(Chart and figure data)
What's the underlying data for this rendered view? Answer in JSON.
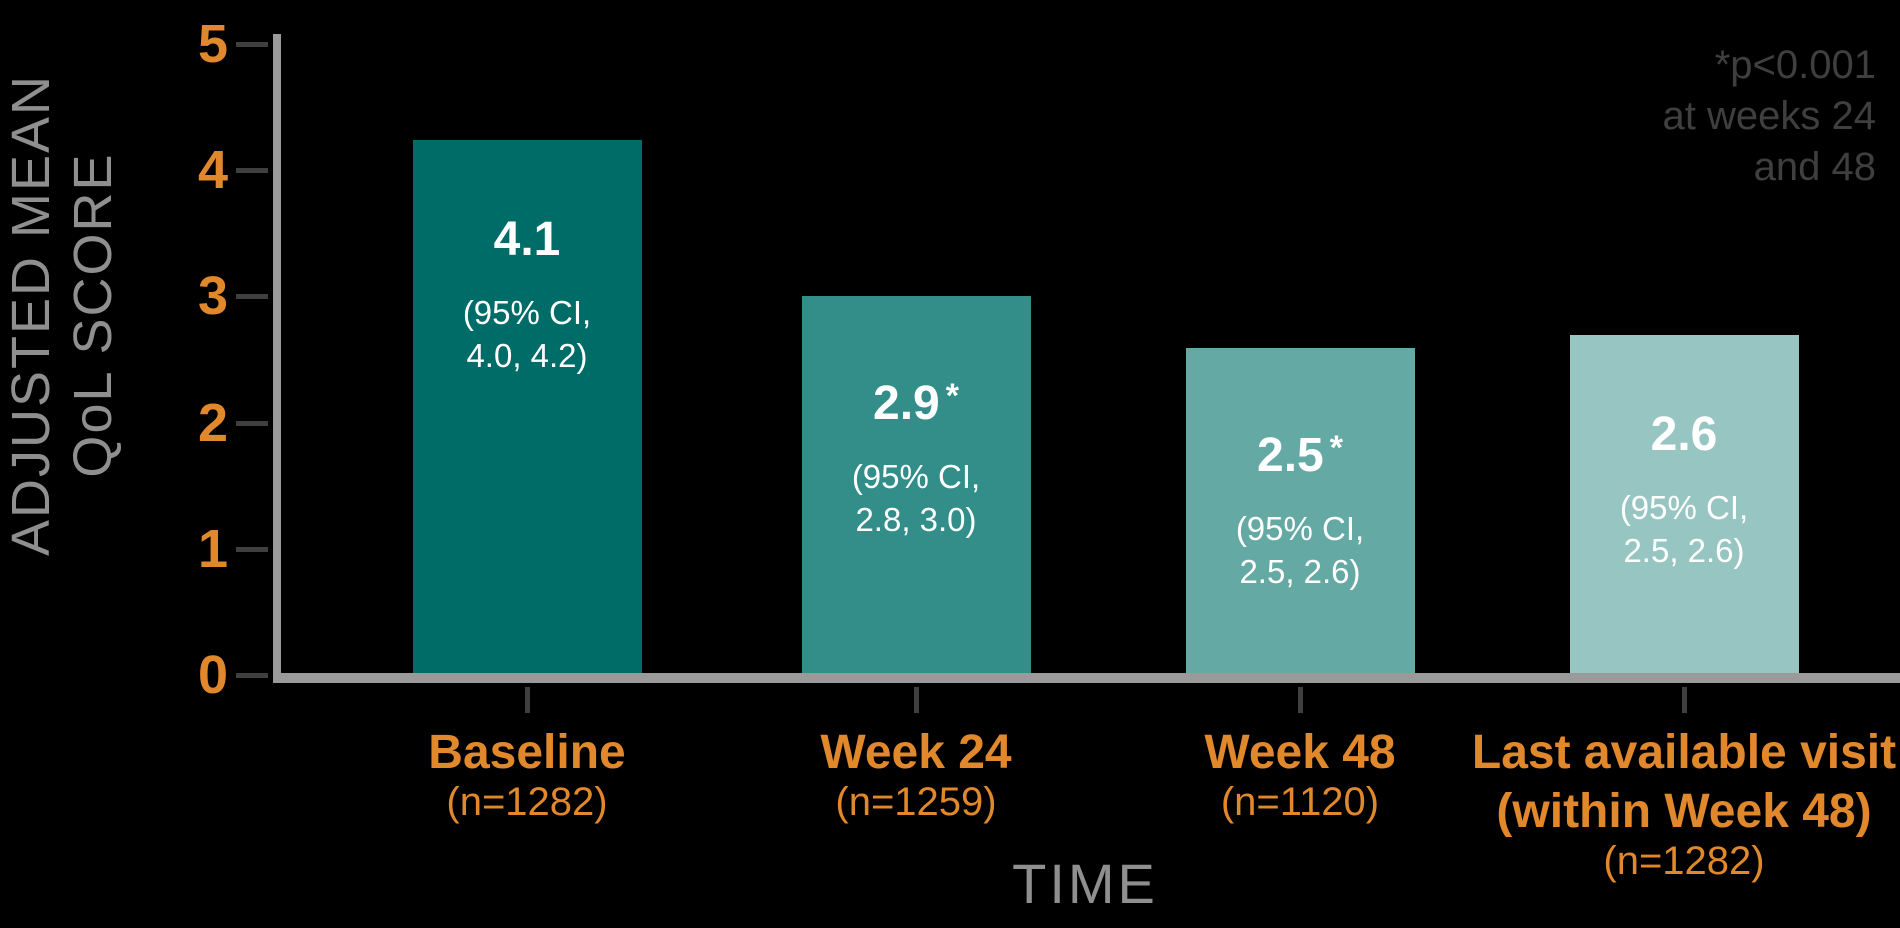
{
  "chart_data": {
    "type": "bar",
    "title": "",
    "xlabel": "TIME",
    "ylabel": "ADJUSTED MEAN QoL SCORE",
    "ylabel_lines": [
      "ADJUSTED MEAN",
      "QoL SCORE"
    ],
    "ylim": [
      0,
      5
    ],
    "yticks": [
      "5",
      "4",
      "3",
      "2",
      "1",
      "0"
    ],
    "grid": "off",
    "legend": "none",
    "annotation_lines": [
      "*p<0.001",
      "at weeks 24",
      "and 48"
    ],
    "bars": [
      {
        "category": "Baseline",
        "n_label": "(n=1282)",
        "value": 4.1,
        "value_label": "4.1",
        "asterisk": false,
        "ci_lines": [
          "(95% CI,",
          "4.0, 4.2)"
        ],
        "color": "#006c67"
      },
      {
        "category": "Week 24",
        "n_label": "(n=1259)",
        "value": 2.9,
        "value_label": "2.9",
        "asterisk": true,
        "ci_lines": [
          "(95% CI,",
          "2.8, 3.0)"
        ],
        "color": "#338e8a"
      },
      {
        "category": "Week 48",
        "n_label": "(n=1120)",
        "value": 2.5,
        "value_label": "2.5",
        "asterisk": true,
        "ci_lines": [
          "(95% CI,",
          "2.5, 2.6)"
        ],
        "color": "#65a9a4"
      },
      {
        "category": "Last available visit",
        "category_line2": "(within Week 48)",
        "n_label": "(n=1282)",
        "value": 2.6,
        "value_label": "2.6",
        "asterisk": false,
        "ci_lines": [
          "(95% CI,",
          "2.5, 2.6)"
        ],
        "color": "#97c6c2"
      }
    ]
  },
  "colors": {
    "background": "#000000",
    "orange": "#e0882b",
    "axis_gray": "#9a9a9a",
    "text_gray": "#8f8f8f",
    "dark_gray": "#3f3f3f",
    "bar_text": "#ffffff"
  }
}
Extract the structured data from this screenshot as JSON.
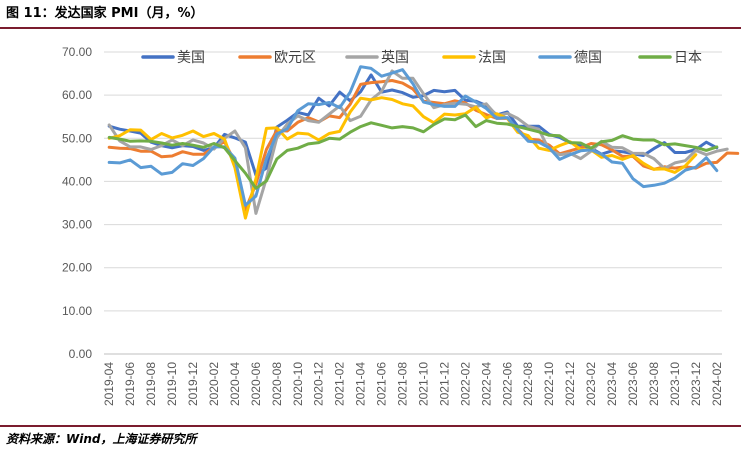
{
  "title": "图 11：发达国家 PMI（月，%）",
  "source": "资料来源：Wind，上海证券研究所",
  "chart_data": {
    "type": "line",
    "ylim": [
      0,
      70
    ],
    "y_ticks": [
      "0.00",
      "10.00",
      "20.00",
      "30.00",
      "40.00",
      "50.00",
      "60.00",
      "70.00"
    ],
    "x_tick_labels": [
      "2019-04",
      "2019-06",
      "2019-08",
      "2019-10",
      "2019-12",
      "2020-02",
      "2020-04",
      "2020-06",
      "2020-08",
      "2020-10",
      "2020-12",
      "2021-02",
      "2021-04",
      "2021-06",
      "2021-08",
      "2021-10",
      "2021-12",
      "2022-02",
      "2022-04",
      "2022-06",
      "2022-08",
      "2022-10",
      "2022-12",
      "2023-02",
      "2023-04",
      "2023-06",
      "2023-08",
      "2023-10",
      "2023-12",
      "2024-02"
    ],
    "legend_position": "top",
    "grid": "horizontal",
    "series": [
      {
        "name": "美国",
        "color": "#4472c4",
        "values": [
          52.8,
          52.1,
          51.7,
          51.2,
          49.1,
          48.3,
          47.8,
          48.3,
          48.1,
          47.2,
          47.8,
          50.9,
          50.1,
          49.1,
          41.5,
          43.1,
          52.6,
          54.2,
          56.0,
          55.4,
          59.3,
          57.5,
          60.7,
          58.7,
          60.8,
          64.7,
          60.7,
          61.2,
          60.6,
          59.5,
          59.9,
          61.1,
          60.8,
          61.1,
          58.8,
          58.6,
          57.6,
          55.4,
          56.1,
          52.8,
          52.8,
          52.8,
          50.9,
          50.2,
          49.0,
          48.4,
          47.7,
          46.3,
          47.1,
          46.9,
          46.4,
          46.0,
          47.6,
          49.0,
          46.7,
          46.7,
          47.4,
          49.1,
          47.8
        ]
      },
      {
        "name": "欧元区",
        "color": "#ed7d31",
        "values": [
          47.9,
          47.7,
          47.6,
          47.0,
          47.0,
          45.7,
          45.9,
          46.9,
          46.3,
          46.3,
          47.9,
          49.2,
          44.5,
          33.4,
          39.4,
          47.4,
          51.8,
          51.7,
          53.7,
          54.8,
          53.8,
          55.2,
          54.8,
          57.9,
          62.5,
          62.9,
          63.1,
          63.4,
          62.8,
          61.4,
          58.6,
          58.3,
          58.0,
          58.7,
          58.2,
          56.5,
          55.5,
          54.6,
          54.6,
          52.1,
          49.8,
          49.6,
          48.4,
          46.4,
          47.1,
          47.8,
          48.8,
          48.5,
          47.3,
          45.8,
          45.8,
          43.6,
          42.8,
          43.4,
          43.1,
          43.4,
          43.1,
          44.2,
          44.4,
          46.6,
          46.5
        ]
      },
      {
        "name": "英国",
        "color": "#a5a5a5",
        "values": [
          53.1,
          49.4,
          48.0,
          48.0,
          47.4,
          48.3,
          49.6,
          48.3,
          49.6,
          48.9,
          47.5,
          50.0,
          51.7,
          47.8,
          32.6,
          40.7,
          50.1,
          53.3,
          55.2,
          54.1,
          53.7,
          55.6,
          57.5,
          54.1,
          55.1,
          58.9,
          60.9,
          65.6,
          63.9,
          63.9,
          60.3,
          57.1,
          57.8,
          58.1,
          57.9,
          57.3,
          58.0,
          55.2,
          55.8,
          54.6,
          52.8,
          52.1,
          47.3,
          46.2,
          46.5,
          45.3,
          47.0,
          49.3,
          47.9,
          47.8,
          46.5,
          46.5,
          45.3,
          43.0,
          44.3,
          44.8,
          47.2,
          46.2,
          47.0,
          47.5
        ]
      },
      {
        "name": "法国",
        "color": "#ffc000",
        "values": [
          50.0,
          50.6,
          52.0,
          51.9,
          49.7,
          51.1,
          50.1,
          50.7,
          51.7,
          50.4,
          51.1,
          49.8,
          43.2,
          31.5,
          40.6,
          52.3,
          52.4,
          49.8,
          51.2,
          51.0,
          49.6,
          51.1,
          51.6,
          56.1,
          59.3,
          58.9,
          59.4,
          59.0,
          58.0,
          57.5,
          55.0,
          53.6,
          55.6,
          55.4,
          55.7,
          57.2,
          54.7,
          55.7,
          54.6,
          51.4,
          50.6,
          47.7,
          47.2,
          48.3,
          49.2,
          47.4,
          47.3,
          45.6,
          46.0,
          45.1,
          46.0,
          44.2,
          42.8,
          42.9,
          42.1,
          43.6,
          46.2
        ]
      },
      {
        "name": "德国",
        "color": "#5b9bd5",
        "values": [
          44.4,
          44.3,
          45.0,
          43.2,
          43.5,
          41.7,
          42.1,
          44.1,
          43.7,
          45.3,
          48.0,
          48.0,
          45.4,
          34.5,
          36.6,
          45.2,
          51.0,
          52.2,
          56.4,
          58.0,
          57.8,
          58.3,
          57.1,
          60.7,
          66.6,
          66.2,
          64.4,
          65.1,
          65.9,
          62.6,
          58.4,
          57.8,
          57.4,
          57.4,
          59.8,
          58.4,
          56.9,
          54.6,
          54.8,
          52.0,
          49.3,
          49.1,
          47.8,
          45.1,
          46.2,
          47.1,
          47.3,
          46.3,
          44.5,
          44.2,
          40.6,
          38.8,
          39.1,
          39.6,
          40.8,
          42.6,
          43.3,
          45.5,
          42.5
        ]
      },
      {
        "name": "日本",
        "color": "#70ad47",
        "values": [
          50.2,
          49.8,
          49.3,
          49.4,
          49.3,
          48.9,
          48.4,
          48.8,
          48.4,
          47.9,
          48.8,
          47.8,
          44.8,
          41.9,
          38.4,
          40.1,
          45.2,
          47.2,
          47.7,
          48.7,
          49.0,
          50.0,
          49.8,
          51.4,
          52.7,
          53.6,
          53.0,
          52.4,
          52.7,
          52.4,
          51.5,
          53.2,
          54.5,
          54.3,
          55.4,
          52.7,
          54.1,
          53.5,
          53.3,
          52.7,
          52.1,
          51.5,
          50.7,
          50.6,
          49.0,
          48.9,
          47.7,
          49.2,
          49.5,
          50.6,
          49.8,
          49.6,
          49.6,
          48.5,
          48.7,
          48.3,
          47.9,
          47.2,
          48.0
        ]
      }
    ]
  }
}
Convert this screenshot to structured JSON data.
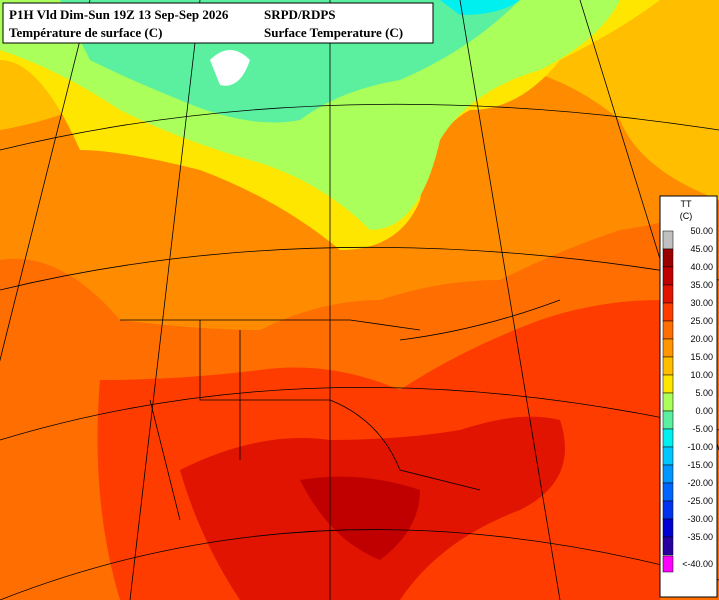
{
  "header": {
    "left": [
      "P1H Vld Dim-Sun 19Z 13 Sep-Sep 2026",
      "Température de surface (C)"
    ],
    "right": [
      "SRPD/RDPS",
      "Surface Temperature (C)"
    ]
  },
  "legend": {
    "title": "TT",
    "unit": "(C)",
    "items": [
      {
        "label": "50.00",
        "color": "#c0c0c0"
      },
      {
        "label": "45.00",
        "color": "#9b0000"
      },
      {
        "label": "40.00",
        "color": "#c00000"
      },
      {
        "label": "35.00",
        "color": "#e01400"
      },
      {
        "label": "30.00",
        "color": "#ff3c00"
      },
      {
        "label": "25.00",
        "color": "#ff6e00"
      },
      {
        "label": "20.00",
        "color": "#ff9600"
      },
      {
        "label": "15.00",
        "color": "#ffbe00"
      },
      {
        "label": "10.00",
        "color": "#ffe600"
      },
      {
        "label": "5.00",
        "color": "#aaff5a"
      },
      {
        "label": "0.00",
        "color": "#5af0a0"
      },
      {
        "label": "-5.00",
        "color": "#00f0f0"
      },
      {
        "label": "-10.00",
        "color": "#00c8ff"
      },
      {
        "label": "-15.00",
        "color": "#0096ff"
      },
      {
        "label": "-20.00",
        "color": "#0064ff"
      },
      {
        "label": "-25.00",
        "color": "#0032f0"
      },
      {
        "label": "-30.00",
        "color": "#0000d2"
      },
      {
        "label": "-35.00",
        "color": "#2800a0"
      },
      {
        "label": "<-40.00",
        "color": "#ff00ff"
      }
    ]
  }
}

* [Exercise]: Find the word "structured" in the records and pull out each line that has it.

* [Complete answer]:
Extract the structured data from this screenshot as JSON.
Convert this screenshot to structured JSON data.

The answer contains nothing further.